### Recorded information:
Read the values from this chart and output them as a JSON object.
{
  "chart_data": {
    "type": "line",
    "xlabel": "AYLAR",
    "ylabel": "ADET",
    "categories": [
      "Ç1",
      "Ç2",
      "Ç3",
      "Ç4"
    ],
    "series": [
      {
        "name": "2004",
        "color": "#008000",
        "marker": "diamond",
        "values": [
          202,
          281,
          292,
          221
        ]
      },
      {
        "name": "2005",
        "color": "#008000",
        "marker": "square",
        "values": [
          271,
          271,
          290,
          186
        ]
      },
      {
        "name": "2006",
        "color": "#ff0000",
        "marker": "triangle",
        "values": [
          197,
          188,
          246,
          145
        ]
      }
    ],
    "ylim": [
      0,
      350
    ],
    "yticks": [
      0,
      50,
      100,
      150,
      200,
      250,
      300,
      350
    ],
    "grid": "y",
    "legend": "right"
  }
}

### Problem:
The entries above should be repeated exactly, every one of them.

### Solution to the exercise:
Read the values from this chart and output them as a JSON object.
{
  "chart_data": {
    "type": "line",
    "xlabel": "AYLAR",
    "ylabel": "ADET",
    "categories": [
      "Ç1",
      "Ç2",
      "Ç3",
      "Ç4"
    ],
    "series": [
      {
        "name": "2004",
        "color": "#008000",
        "marker": "diamond",
        "values": [
          202,
          281,
          292,
          221
        ]
      },
      {
        "name": "2005",
        "color": "#008000",
        "marker": "square",
        "values": [
          271,
          271,
          290,
          186
        ]
      },
      {
        "name": "2006",
        "color": "#ff0000",
        "marker": "triangle",
        "values": [
          197,
          188,
          246,
          145
        ]
      }
    ],
    "ylim": [
      0,
      350
    ],
    "yticks": [
      0,
      50,
      100,
      150,
      200,
      250,
      300,
      350
    ],
    "grid": "y",
    "legend": "right"
  }
}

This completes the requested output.